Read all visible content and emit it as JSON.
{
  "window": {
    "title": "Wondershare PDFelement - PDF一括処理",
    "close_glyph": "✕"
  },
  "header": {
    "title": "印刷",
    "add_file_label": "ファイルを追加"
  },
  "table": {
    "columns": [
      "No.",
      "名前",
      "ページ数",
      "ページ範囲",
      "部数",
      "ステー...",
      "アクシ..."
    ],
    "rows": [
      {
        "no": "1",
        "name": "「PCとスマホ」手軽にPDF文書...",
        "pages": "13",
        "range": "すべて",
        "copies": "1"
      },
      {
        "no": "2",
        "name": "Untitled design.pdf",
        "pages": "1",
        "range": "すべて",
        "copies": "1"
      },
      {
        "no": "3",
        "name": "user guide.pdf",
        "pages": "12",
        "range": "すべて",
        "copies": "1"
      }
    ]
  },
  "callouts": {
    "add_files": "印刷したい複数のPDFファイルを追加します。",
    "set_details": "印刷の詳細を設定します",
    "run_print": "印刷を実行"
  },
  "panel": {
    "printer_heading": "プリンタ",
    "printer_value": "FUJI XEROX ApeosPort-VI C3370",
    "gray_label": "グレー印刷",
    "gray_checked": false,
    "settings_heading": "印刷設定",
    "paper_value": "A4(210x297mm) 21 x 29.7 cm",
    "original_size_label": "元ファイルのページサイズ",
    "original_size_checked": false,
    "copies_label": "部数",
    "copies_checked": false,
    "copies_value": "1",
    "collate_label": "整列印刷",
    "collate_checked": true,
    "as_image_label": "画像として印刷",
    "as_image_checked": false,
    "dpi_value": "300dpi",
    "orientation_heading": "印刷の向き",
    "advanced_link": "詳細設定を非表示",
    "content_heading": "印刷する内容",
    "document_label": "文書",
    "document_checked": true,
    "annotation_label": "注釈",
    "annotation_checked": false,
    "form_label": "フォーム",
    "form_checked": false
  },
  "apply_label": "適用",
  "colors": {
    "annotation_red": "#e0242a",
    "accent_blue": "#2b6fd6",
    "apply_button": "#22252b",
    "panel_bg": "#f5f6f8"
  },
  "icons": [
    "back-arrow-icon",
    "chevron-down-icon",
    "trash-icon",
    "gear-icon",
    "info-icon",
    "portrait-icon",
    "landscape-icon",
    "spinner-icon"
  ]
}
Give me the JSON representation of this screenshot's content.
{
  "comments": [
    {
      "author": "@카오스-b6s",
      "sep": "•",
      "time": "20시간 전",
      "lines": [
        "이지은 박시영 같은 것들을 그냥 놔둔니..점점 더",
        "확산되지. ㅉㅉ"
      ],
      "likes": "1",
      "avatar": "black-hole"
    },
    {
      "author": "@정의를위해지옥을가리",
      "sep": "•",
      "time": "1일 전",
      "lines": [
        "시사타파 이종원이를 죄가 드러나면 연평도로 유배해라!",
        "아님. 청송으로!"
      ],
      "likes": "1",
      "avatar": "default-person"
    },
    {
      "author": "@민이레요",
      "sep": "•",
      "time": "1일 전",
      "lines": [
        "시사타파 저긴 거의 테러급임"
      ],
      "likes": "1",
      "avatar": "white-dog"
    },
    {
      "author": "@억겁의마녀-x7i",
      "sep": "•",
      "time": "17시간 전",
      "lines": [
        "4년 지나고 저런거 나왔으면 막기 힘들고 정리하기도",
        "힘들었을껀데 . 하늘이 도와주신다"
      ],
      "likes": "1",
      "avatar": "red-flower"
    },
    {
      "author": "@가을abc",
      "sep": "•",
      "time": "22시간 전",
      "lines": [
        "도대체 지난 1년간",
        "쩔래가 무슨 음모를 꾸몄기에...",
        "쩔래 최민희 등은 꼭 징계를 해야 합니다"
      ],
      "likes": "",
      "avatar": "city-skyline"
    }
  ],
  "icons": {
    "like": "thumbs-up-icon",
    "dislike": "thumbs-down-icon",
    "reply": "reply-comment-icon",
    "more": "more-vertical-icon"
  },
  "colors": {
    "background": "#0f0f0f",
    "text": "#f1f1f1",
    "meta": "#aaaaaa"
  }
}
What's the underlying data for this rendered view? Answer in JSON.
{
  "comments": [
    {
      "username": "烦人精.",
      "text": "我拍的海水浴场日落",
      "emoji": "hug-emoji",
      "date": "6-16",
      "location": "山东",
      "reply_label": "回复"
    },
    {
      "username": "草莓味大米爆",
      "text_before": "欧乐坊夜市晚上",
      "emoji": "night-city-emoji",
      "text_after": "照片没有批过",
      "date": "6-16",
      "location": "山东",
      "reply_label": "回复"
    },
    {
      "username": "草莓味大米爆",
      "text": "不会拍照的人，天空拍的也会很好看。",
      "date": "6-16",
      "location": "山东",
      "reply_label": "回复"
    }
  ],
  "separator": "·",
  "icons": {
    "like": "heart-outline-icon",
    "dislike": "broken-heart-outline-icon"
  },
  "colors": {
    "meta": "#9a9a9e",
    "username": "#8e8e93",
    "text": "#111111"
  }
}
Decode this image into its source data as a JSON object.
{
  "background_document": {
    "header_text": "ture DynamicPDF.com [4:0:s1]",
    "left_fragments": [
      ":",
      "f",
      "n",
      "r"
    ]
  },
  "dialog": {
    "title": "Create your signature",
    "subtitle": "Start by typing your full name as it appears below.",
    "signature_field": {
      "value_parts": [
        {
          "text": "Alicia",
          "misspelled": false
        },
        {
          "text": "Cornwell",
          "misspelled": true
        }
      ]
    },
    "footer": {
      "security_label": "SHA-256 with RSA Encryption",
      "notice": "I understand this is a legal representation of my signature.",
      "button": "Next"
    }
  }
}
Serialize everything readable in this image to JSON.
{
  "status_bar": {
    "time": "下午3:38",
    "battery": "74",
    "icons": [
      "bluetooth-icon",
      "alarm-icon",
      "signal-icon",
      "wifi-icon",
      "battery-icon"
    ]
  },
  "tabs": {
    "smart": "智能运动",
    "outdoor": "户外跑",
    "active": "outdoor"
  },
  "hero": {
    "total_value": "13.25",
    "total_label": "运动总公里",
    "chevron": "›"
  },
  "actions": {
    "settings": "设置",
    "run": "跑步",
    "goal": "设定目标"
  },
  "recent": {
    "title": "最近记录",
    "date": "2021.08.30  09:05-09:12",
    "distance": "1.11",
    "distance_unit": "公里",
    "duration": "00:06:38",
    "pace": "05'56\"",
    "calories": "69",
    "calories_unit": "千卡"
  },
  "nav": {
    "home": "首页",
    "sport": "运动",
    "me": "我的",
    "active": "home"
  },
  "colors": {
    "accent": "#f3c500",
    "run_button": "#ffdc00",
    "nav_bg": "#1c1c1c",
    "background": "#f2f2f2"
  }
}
○ ○ ○
Repeat every line of the records above exactly.

Read all visible content and emit it as JSON.
{
  "window": {
    "title": "Wondershare PDFelement - PDF一括処理",
    "close_glyph": "✕"
  },
  "header": {
    "title": "印刷",
    "add_file_label": "ファイルを追加"
  },
  "table": {
    "columns": [
      "No.",
      "名前",
      "ページ数",
      "ページ範囲",
      "部数",
      "ステー...",
      "アクシ..."
    ],
    "rows": [
      {
        "no": "1",
        "name": "「PCとスマホ」手軽にPDF文書...",
        "pages": "13",
        "range": "すべて",
        "copies": "1"
      },
      {
        "no": "2",
        "name": "Untitled design.pdf",
        "pages": "1",
        "range": "すべて",
        "copies": "1"
      },
      {
        "no": "3",
        "name": "user guide.pdf",
        "pages": "12",
        "range": "すべて",
        "copies": "1"
      }
    ]
  },
  "callouts": {
    "add_files": "印刷したい複数のPDFファイルを追加します。",
    "set_details": "印刷の詳細を設定します",
    "run_print": "印刷を実行"
  },
  "panel": {
    "printer_heading": "プリンタ",
    "printer_value": "FUJI XEROX ApeosPort-VI C3370",
    "gray_label": "グレー印刷",
    "gray_checked": false,
    "settings_heading": "印刷設定",
    "paper_value": "A4(210x297mm) 21 x 29.7 cm",
    "original_size_label": "元ファイルのページサイズ",
    "original_size_checked": false,
    "copies_label": "部数",
    "copies_checked": false,
    "copies_value": "1",
    "collate_label": "整列印刷",
    "collate_checked": true,
    "as_image_label": "画像として印刷",
    "as_image_checked": false,
    "dpi_value": "300dpi",
    "orientation_heading": "印刷の向き",
    "advanced_link": "詳細設定を非表示",
    "content_heading": "印刷する内容",
    "document_label": "文書",
    "document_checked": true,
    "annotation_label": "注釈",
    "annotation_checked": false,
    "form_label": "フォーム",
    "form_checked": false
  },
  "apply_label": "適用",
  "colors": {
    "annotation_red": "#e0242a",
    "accent_blue": "#2b6fd6",
    "apply_button": "#22252b",
    "panel_bg": "#f5f6f8"
  },
  "icons": [
    "back-arrow-icon",
    "chevron-down-icon",
    "trash-icon",
    "gear-icon",
    "info-icon",
    "portrait-icon",
    "landscape-icon",
    "spinner-icon"
  ]
}
Give me the JSON representation of this screenshot's content.
{
  "comments": [
    {
      "author": "@카오스-b6s",
      "sep": "•",
      "time": "20시간 전",
      "lines": [
        "이지은 박시영 같은 것들을 그냥 놔둔니..점점 더",
        "확산되지. ㅉㅉ"
      ],
      "likes": "1",
      "avatar": "black-hole"
    },
    {
      "author": "@정의를위해지옥을가리",
      "sep": "•",
      "time": "1일 전",
      "lines": [
        "시사타파 이종원이를 죄가 드러나면 연평도로 유배해라!",
        "아님. 청송으로!"
      ],
      "likes": "1",
      "avatar": "default-person"
    },
    {
      "author": "@민이레요",
      "sep": "•",
      "time": "1일 전",
      "lines": [
        "시사타파 저긴 거의 테러급임"
      ],
      "likes": "1",
      "avatar": "white-dog"
    },
    {
      "author": "@억겁의마녀-x7i",
      "sep": "•",
      "time": "17시간 전",
      "lines": [
        "4년 지나고 저런거 나왔으면 막기 힘들고 정리하기도",
        "힘들었을껀데 . 하늘이 도와주신다"
      ],
      "likes": "1",
      "avatar": "red-flower"
    },
    {
      "author": "@가을abc",
      "sep": "•",
      "time": "22시간 전",
      "lines": [
        "도대체 지난 1년간",
        "쩔래가 무슨 음모를 꾸몄기에...",
        "쩔래 최민희 등은 꼭 징계를 해야 합니다"
      ],
      "likes": "",
      "avatar": "city-skyline"
    }
  ],
  "icons": {
    "like": "thumbs-up-icon",
    "dislike": "thumbs-down-icon",
    "reply": "reply-comment-icon",
    "more": "more-vertical-icon"
  },
  "colors": {
    "background": "#0f0f0f",
    "text": "#f1f1f1",
    "meta": "#aaaaaa"
  }
}
What's the underlying data for this rendered view? Answer in JSON.
{
  "comments": [
    {
      "username": "烦人精.",
      "text": "我拍的海水浴场日落",
      "emoji": "hug-emoji",
      "date": "6-16",
      "location": "山东",
      "reply_label": "回复"
    },
    {
      "username": "草莓味大米爆",
      "text_before": "欧乐坊夜市晚上",
      "emoji": "night-city-emoji",
      "text_after": "照片没有批过",
      "date": "6-16",
      "location": "山东",
      "reply_label": "回复"
    },
    {
      "username": "草莓味大米爆",
      "text": "不会拍照的人，天空拍的也会很好看。",
      "date": "6-16",
      "location": "山东",
      "reply_label": "回复"
    }
  ],
  "separator": "·",
  "icons": {
    "like": "heart-outline-icon",
    "dislike": "broken-heart-outline-icon"
  },
  "colors": {
    "meta": "#9a9a9e",
    "username": "#8e8e93",
    "text": "#111111"
  }
}
Decode this image into its source data as a JSON object.
{
  "background_document": {
    "header_text": "ture DynamicPDF.com [4:0:s1]",
    "left_fragments": [
      ":",
      "f",
      "n",
      "r"
    ]
  },
  "dialog": {
    "title": "Create your signature",
    "subtitle": "Start by typing your full name as it appears below.",
    "signature_field": {
      "value_parts": [
        {
          "text": "Alicia",
          "misspelled": false
        },
        {
          "text": "Cornwell",
          "misspelled": true
        }
      ]
    },
    "footer": {
      "security_label": "SHA-256 with RSA Encryption",
      "notice": "I understand this is a legal representation of my signature.",
      "button": "Next"
    }
  }
}
Serialize everything readable in this image to JSON.
{
  "status_bar": {
    "time": "下午3:38",
    "battery": "74",
    "icons": [
      "bluetooth-icon",
      "alarm-icon",
      "signal-icon",
      "wifi-icon",
      "battery-icon"
    ]
  },
  "tabs": {
    "smart": "智能运动",
    "outdoor": "户外跑",
    "active": "outdoor"
  },
  "hero": {
    "total_value": "13.25",
    "total_label": "运动总公里",
    "chevron": "›"
  },
  "actions": {
    "settings": "设置",
    "run": "跑步",
    "goal": "设定目标"
  },
  "recent": {
    "title": "最近记录",
    "date": "2021.08.30  09:05-09:12",
    "distance": "1.11",
    "distance_unit": "公里",
    "duration": "00:06:38",
    "pace": "05'56\"",
    "calories": "69",
    "calories_unit": "千卡"
  },
  "nav": {
    "home": "首页",
    "sport": "运动",
    "me": "我的",
    "active": "home"
  },
  "colors": {
    "accent": "#f3c500",
    "run_button": "#ffdc00",
    "nav_bg": "#1c1c1c",
    "background": "#f2f2f2"
  }
}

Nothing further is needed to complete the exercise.